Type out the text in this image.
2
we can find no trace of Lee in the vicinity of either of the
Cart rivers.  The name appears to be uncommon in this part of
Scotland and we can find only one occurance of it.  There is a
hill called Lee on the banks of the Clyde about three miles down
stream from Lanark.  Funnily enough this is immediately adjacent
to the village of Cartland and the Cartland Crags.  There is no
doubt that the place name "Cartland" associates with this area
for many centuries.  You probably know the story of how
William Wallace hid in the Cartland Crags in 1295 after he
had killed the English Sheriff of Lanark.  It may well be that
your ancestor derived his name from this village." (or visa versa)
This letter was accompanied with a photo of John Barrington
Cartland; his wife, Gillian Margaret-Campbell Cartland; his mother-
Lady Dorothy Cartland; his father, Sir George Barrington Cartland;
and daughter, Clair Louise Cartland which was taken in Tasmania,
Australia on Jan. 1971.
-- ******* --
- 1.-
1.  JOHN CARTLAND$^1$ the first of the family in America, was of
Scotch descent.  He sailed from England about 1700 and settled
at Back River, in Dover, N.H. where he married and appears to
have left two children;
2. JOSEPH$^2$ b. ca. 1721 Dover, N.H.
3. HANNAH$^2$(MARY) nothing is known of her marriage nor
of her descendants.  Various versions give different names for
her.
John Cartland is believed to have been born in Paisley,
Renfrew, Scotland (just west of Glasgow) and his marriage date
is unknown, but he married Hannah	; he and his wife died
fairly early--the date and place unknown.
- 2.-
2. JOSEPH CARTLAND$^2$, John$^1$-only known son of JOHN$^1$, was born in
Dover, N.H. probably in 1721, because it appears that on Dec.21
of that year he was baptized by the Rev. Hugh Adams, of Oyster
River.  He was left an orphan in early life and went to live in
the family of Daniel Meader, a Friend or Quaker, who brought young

= = = = =

◆ **Work to be completed**
Repeat all entries. Match them exactly.

◆ **Task result**
Type out the text in this image.
2
we can find no trace of Lee in the vicinity of either of the
Cart rivers.  The name appears to be uncommon in this part of
Scotland and we can find only one occurance of it.  There is a
hill called Lee on the banks of the Clyde about three miles down
stream from Lanark.  Funnily enough this is immediately adjacent
to the village of Cartland and the Cartland Crags.  There is no
doubt that the place name "Cartland" associates with this area
for many centuries.  You probably know the story of how
William Wallace hid in the Cartland Crags in 1295 after he
had killed the English Sheriff of Lanark.  It may well be that
your ancestor derived his name from this village." (or visa versa)
This letter was accompanied with a photo of John Barrington
Cartland; his wife, Gillian Margaret-Campbell Cartland; his mother-
Lady Dorothy Cartland; his father, Sir George Barrington Cartland;
and daughter, Clair Louise Cartland which was taken in Tasmania,
Australia on Jan. 1971.
-- ******* --
- 1.-
1.  JOHN CARTLAND$^1$ the first of the family in America, was of
Scotch descent.  He sailed from England about 1700 and settled
at Back River, in Dover, N.H. where he married and appears to
have left two children;
2. JOSEPH$^2$ b. ca. 1721 Dover, N.H.
3. HANNAH$^2$(MARY) nothing is known of her marriage nor
of her descendants.  Various versions give different names for
her.
John Cartland is believed to have been born in Paisley,
Renfrew, Scotland (just west of Glasgow) and his marriage date
is unknown, but he married Hannah	; he and his wife died
fairly early--the date and place unknown.
- 2.-
2. JOSEPH CARTLAND$^2$, John$^1$-only known son of JOHN$^1$, was born in
Dover, N.H. probably in 1721, because it appears that on Dec.21
of that year he was baptized by the Rev. Hugh Adams, of Oyster
River.  He was left an orphan in early life and went to live in
the family of Daniel Meader, a Friend or Quaker, who brought young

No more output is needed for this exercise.